• ZU BEARBEITENDE AUFGABEN:
a) An welchen Tagen fand laut dem Textauszug die Tagung „Schreiben in den Geisteswissenschaften“ statt?
b) Schreiben Sie aus dem Textauszug die Stelle ab, die mit den Worten „Bei den im Folgenden“ beginnt, und hören Sie nach „der deutschen Literatur.“ auf.

• TEXTAUSZUG:
--*--
Bei den im Folgenden abgedruckten Beiträgen von Josef Haslinger, Michael Lentz, Elmar Schenkel und Tasos Zembylas handelt sich um – entsprechend überarbeitete – Vorträge, die auf der von Walter Erhart und Hans-Ulrich Treichel organisierten, von der Thyssen-Stiftung dankenswerterweise finanzierten und am Deutschen Literaturinstitut der Universität Leipzig vom 25. bis 27. September 2013 durchgeführten Tagung „Schreiben in den Geisteswissenschaften“ gehalten worden sind. Der Beitrag von Hans-Ulrich Treichel wurde nachträglich verfasst. Der erste Teil des Schwerpunktes erschien in Band 40, Heft 2 des Jahrgangs 2015 im Internationalen Archiv für Sozialgeschichte der deutschen Literatur.
--*--
• GESPEICHERTE DATEN:
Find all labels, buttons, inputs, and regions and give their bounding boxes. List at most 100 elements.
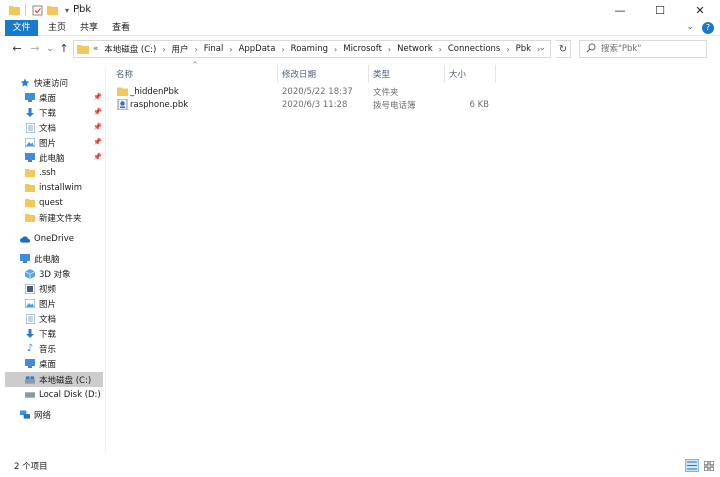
--*--
• VOLLSTÄNDIGE ANTWORTEN:
a) Vom 25. bis 27. September 2013.

b)
Bei den im Folgenden abgedruckten Beiträgen von Josef Haslinger, Michael Lentz, Elmar Schenkel und Tasos Zembylas handelt sich um – entsprechend überarbeitete – Vorträge, die auf der von Walter Erhart und Hans-Ulrich Treichel organisierten, von der Thyssen-Stiftung dankenswerterweise finanzierten und am Deutschen Literaturinstitut der Universität Leipzig vom 25. bis 27. September 2013 durchgeführten Tagung „Schreiben in den Geisteswissenschaften“ gehalten worden sind. Der Beitrag von Hans-Ulrich Treichel wurde nachträglich verfasst. Der erste Teil des Schwerpunktes erschien in Band 40, Heft 2 des Jahrgangs 2015 im Internationalen Archiv für Sozialgeschichte der deutschen Literatur.